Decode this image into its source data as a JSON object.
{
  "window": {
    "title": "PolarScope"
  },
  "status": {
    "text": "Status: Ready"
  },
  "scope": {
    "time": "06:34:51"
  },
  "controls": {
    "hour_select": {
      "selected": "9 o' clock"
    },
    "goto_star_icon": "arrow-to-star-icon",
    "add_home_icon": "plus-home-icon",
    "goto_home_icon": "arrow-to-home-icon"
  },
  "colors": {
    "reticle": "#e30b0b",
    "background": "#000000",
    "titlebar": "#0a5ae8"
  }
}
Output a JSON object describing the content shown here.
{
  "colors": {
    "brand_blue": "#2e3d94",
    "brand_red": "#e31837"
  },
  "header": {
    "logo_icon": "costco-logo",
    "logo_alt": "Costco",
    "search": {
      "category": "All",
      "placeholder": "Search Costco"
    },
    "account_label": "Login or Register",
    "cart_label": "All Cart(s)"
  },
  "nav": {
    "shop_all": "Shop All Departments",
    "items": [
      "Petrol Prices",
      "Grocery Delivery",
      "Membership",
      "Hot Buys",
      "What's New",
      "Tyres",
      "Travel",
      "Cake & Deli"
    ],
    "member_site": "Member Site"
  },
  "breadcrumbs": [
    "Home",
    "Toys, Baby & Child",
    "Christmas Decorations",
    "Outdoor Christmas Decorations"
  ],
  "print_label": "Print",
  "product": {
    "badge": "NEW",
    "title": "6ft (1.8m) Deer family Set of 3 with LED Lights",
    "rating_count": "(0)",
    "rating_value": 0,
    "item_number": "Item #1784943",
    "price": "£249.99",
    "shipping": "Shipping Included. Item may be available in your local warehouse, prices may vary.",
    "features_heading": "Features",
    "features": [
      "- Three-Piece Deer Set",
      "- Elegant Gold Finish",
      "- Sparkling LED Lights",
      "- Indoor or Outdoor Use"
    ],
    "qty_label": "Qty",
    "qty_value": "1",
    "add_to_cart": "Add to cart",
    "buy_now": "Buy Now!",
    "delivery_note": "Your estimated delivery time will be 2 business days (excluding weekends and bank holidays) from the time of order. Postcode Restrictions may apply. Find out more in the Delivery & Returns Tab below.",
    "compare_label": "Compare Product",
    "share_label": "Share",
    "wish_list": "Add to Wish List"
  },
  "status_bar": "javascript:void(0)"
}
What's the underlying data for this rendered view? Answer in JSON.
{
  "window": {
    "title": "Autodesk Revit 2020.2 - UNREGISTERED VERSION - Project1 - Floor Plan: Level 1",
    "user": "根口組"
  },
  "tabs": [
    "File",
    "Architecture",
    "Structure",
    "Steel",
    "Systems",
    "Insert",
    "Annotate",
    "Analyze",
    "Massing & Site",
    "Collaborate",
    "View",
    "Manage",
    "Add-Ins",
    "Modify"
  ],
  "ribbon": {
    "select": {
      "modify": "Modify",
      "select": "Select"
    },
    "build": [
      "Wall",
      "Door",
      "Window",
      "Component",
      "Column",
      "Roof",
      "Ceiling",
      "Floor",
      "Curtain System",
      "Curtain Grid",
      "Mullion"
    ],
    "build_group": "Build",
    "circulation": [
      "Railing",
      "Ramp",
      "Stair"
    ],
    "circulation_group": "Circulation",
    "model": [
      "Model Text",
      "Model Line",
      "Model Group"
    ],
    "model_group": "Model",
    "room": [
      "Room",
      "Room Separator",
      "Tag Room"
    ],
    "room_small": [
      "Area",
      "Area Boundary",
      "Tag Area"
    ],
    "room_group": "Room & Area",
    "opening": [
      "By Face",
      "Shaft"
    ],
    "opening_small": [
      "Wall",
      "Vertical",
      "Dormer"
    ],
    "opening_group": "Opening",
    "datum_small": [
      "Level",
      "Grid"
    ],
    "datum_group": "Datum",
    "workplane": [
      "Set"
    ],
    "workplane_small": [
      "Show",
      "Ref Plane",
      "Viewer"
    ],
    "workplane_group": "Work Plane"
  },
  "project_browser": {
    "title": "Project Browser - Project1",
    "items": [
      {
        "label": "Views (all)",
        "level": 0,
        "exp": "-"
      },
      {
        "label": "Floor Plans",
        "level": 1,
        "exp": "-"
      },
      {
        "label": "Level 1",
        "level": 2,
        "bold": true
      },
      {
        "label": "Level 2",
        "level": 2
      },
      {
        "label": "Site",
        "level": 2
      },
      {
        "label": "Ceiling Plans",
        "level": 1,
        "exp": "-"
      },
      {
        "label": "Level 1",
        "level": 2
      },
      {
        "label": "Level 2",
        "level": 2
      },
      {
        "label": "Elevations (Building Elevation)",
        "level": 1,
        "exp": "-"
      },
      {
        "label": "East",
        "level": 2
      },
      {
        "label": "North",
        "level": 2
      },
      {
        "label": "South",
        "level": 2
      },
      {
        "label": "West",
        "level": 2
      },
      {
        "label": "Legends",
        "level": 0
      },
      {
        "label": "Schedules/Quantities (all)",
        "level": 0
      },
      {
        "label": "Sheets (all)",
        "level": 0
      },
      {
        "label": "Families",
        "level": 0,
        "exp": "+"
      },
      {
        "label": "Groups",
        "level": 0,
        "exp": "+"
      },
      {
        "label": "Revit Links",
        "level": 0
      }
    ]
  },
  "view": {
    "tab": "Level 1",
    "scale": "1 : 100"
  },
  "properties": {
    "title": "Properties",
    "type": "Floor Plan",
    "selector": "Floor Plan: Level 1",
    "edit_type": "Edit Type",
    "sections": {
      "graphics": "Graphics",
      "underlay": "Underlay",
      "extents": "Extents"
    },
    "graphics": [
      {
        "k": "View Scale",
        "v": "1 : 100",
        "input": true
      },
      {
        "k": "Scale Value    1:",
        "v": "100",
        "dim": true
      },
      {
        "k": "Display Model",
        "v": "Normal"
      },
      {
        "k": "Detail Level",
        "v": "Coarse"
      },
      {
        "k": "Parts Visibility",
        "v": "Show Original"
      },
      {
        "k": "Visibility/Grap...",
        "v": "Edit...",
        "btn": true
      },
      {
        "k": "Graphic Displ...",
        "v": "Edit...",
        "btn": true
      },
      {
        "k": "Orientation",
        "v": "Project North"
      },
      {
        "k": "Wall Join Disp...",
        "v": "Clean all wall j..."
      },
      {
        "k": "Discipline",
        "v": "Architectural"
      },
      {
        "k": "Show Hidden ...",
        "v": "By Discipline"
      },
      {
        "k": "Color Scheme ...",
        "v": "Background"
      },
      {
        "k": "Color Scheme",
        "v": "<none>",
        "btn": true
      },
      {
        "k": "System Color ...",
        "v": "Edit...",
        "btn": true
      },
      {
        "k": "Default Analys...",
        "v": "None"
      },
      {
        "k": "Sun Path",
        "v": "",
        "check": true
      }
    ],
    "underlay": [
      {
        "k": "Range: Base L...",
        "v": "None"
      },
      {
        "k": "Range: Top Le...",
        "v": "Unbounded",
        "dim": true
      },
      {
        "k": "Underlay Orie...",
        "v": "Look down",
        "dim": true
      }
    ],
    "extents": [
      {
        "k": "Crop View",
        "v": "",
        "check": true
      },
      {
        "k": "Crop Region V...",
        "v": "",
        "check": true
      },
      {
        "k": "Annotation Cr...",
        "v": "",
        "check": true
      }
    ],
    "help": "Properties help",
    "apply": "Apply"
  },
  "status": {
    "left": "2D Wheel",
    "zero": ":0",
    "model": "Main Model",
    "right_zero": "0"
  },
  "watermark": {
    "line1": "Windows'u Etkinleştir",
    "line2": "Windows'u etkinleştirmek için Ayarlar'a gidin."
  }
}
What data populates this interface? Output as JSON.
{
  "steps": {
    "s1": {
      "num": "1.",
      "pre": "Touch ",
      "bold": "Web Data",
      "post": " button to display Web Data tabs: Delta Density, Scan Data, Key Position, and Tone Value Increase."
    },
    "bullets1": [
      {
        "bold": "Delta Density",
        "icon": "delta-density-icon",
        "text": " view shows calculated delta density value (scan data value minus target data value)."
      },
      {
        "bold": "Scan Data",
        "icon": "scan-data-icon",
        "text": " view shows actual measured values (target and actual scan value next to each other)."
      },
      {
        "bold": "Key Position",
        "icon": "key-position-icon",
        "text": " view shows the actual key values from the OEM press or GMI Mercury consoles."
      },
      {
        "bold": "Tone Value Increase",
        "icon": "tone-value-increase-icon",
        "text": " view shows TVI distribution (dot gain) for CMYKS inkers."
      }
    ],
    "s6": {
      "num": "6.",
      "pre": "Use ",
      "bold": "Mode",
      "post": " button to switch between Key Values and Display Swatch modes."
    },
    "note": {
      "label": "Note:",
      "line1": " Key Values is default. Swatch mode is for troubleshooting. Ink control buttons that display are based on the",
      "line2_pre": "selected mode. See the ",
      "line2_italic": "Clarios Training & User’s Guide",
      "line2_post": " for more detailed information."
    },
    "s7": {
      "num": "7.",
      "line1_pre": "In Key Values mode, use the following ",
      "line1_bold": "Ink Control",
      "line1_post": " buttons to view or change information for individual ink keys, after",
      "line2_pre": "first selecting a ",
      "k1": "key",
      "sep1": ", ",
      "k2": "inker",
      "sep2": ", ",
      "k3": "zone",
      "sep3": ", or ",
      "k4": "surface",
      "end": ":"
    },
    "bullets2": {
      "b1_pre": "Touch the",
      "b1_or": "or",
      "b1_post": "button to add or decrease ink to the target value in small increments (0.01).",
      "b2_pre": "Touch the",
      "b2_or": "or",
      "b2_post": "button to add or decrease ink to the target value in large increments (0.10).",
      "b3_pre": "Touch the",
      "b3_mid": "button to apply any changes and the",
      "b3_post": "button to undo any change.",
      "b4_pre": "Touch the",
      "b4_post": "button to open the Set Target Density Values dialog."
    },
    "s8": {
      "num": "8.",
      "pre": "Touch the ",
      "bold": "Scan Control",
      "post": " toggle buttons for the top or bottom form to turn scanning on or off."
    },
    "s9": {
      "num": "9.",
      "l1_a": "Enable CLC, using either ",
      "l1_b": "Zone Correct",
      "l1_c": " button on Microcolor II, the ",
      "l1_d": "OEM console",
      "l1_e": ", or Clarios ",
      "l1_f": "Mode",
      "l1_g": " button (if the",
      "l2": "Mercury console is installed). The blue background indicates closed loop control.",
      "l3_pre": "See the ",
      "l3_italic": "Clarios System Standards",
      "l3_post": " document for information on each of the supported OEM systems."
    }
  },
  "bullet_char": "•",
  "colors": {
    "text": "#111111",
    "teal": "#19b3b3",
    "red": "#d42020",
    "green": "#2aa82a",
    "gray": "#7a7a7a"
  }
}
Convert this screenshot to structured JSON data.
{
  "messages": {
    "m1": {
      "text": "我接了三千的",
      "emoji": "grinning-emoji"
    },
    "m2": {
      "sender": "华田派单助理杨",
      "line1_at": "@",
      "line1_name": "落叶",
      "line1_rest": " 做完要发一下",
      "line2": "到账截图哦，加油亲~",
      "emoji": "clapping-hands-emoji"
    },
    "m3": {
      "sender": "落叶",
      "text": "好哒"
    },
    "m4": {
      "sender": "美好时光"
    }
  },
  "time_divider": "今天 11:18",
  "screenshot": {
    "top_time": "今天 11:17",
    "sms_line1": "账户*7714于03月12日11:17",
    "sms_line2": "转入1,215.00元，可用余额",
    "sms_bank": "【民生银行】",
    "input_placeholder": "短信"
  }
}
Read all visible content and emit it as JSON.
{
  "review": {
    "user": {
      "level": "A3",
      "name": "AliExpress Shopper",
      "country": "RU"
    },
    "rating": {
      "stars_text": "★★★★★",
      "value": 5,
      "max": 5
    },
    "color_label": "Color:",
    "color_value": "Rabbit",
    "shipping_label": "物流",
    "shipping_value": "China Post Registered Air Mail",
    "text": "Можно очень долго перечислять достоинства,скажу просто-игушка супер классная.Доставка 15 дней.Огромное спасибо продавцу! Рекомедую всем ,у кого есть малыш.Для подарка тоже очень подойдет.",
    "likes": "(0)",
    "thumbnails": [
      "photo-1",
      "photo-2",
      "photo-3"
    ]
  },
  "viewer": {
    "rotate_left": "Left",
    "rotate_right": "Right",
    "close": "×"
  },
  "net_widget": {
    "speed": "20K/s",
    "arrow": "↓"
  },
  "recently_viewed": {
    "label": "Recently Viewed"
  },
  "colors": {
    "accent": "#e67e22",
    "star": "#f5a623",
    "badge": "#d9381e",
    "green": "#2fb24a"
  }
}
────────────────────────────────────────
▸ What you are asked to do:
Copy each line from the records above that includes the string "this".

▸ Exercise solution:
Decode this image into its source data as a JSON object.
What's the underlying data for this rendered view? Answer in JSON.
What data populates this interface? Output as JSON.
Convert this screenshot to structured JSON data.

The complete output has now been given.